- [Task details]:
Pick out each line in the items below that contains the string "side", and copy every such line in full. Matching is case-sensitive.

- [Data lines]:

_ _ _ _

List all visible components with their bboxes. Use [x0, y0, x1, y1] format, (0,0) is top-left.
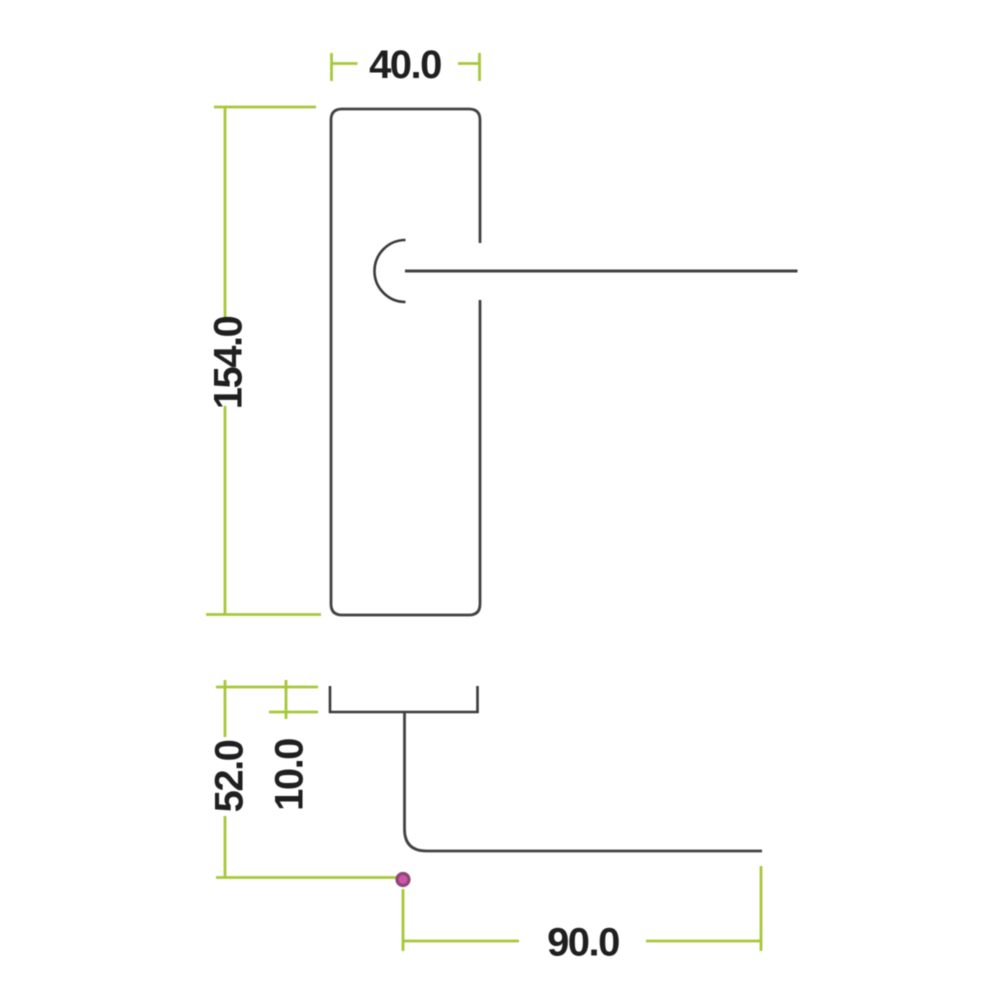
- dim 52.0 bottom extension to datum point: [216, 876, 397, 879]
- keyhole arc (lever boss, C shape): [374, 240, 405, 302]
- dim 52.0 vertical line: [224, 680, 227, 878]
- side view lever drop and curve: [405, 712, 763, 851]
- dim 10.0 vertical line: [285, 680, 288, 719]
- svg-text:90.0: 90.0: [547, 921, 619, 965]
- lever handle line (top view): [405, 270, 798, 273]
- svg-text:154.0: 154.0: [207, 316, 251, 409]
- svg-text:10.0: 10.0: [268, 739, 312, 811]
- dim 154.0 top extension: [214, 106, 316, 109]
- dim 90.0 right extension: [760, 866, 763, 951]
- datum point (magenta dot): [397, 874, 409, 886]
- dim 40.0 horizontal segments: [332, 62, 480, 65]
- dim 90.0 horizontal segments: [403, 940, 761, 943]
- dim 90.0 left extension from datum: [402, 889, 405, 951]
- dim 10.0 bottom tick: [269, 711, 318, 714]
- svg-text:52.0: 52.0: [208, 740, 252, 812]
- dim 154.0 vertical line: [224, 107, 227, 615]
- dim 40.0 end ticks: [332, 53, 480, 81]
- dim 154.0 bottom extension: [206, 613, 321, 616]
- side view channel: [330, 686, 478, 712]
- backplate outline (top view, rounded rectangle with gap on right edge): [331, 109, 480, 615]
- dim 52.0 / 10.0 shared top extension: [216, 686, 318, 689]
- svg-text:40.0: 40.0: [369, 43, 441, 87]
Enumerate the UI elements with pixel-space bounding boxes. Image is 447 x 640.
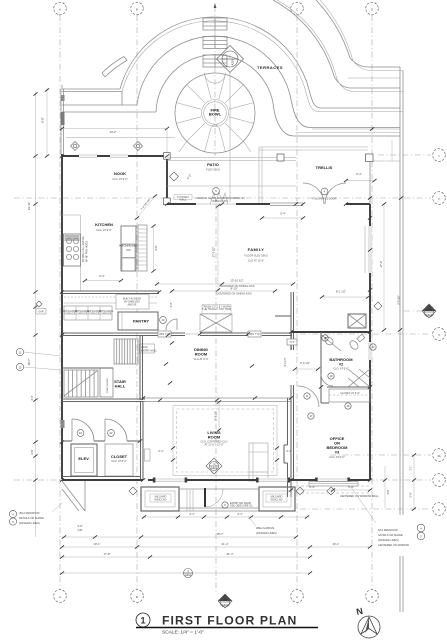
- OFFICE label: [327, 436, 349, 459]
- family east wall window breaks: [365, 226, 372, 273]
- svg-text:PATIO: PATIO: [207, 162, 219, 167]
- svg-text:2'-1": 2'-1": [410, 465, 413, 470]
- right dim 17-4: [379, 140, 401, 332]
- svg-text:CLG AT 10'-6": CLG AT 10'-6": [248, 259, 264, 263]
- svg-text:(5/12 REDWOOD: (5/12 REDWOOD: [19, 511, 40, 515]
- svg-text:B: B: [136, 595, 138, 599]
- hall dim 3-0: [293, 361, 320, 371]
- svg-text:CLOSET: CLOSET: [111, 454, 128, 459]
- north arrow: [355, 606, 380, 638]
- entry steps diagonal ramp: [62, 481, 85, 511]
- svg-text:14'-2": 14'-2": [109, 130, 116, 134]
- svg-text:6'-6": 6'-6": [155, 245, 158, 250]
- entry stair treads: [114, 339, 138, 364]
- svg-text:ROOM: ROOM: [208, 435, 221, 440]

_ _ _ _

- [Right answer]:
- side view lever drop and curve: [405, 712, 763, 851]
- side view channel: [330, 686, 478, 712]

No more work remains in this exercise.